**WHAT THE EXERCISE ASKS:**
Identify the lines that contain the word "Hannelore", then copy them.

**SUPPLIED MATERIAL:**
--

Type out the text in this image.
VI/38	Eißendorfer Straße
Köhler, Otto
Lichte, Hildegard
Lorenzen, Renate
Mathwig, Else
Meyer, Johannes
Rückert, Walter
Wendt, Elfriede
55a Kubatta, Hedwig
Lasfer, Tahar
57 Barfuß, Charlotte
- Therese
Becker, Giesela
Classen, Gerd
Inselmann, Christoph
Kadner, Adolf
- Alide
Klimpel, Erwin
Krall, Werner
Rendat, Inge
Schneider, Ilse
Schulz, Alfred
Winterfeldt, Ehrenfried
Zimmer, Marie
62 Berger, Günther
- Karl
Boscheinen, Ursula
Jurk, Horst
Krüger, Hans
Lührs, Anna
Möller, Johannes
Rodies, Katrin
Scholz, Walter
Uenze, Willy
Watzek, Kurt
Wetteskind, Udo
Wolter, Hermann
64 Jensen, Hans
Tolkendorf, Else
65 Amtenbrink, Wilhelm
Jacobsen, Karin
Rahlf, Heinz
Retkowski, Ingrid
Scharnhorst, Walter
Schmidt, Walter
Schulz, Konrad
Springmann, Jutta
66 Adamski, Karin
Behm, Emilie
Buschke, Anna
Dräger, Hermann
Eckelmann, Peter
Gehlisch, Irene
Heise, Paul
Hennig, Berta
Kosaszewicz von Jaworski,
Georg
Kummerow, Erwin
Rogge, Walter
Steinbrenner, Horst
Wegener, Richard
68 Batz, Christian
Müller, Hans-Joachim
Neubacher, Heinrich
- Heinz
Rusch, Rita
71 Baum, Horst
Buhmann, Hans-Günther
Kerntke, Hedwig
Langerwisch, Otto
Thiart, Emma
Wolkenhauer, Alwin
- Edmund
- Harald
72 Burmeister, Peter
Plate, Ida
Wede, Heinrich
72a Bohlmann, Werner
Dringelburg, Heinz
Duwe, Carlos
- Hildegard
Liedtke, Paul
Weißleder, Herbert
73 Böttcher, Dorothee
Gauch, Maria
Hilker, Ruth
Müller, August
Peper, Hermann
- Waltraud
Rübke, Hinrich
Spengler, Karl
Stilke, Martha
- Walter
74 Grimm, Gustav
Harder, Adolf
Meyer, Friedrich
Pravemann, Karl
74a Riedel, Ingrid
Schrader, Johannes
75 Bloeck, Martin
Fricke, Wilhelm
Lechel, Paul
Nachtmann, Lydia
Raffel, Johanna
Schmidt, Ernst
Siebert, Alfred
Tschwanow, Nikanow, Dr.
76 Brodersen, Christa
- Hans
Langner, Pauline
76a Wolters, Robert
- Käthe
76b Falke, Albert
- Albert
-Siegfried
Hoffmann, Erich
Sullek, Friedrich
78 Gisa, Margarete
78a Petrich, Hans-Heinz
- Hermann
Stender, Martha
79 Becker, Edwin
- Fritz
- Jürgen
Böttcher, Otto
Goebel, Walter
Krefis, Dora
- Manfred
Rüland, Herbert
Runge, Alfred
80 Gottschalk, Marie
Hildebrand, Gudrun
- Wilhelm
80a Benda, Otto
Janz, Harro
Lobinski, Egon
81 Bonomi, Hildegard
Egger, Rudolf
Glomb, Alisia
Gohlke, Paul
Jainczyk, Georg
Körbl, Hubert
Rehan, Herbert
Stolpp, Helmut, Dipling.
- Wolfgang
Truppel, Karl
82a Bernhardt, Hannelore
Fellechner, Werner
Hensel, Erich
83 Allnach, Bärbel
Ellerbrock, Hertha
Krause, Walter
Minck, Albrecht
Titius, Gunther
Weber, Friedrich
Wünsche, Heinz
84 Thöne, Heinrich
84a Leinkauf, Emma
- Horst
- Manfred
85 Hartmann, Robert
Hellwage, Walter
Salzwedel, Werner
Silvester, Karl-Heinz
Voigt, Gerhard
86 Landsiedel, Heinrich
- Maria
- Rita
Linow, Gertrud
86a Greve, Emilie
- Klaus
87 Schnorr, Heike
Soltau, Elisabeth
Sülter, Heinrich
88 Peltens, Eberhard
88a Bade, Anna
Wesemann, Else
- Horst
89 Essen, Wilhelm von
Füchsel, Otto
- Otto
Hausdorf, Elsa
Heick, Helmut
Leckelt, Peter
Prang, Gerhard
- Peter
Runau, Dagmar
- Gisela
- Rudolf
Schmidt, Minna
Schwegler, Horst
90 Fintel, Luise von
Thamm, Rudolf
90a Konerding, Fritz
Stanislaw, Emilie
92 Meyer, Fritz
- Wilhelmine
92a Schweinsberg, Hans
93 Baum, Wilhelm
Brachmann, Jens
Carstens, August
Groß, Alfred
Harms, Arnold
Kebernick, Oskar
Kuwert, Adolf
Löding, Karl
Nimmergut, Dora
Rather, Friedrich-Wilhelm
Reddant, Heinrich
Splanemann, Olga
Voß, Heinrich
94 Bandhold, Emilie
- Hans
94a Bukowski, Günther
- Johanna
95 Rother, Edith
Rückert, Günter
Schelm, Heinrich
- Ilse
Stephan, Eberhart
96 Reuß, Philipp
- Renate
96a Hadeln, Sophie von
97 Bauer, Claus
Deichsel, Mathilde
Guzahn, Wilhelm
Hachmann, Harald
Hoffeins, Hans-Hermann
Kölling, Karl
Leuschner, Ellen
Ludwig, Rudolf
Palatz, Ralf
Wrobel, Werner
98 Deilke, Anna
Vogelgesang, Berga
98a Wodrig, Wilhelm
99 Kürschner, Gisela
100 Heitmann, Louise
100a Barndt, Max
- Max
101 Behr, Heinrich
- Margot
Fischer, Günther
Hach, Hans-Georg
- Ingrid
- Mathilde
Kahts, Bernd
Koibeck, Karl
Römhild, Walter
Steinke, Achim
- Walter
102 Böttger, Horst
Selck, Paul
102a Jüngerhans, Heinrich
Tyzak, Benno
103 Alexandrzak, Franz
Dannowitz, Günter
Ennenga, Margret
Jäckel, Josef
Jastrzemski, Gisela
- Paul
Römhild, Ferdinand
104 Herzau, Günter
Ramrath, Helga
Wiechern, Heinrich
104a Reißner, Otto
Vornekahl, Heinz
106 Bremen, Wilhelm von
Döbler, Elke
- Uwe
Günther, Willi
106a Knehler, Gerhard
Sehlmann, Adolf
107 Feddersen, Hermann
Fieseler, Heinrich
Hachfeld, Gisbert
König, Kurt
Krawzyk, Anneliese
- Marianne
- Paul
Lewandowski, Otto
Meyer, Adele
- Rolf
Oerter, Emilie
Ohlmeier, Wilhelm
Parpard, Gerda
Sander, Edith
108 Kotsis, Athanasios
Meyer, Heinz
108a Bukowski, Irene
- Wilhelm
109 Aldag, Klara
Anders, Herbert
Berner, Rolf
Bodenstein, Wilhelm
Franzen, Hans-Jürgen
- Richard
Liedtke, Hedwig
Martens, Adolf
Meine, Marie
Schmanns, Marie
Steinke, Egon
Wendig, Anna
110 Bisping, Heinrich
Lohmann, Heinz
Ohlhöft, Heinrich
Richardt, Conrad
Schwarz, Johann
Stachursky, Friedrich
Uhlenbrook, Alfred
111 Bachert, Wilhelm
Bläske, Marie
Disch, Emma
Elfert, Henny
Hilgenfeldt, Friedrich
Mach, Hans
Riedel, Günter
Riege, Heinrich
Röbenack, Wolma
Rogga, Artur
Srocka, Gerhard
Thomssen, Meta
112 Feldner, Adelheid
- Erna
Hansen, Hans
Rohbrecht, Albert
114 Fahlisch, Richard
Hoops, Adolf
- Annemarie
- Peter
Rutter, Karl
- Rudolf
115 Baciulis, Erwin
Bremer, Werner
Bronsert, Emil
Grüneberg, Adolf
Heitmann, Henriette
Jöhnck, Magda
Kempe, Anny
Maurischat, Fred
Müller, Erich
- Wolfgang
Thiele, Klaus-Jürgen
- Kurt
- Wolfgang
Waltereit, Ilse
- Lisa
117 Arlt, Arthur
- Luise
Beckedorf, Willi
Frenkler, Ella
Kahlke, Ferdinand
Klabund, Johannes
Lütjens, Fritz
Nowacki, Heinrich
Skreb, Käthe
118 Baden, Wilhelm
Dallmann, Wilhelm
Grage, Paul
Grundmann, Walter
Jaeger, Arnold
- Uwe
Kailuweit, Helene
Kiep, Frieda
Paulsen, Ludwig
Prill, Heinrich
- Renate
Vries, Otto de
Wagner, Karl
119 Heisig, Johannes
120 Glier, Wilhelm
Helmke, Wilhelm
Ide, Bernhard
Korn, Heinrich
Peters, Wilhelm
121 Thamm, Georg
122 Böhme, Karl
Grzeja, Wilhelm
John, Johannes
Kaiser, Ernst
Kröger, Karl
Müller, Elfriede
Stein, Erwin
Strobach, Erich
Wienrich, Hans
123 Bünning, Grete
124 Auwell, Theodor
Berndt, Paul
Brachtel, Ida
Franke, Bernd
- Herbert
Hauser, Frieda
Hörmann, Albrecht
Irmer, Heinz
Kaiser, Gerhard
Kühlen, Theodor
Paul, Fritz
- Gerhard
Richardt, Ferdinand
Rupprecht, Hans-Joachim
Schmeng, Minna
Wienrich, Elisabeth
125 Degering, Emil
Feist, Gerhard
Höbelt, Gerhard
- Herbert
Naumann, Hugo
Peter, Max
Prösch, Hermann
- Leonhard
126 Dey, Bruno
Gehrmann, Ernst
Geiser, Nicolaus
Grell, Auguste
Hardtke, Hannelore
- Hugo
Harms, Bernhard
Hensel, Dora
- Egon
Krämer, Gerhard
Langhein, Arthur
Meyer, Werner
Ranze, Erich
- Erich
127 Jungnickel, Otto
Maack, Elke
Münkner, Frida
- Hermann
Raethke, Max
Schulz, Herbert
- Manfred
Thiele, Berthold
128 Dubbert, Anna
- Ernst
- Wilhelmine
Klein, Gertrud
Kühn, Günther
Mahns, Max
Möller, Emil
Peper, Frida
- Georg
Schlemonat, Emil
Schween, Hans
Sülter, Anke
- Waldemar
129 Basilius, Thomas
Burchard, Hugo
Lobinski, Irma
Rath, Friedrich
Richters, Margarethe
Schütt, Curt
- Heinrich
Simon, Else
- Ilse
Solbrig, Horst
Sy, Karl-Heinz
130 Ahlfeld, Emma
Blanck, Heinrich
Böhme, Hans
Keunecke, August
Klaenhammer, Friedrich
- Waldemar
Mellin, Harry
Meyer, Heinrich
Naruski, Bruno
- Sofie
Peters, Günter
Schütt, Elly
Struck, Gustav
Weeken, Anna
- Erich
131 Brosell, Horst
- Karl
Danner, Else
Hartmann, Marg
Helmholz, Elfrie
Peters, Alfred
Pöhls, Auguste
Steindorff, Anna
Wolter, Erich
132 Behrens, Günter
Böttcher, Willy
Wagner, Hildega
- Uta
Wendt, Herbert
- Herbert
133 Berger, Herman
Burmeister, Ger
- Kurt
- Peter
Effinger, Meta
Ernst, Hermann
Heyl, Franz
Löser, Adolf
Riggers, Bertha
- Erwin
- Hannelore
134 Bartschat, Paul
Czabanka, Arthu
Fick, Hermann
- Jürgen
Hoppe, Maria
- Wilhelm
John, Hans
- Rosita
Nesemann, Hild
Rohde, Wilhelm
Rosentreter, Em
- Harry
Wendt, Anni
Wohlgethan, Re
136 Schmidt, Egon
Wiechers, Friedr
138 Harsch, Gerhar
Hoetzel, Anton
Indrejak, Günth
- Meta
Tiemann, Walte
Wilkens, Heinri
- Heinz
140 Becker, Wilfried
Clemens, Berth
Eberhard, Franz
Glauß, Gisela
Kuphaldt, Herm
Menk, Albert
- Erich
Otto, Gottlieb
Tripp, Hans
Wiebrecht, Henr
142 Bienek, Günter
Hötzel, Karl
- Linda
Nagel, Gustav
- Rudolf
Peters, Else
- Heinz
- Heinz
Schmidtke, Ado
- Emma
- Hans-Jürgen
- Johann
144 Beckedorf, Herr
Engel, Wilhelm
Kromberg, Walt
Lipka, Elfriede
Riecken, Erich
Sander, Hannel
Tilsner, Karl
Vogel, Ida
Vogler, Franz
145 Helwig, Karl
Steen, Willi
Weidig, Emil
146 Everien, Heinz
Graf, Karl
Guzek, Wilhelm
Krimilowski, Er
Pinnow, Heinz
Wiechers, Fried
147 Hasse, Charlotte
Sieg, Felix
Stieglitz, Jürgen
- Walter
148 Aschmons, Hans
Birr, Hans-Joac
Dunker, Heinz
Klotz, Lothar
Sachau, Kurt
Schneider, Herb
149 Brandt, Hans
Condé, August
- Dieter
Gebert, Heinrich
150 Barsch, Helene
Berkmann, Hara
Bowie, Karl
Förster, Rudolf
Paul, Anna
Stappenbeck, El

--

**RESPONSE TO THIS TASK:**
82a Bernhardt, Hannelore
Hardtke, Hannelore
- Hannelore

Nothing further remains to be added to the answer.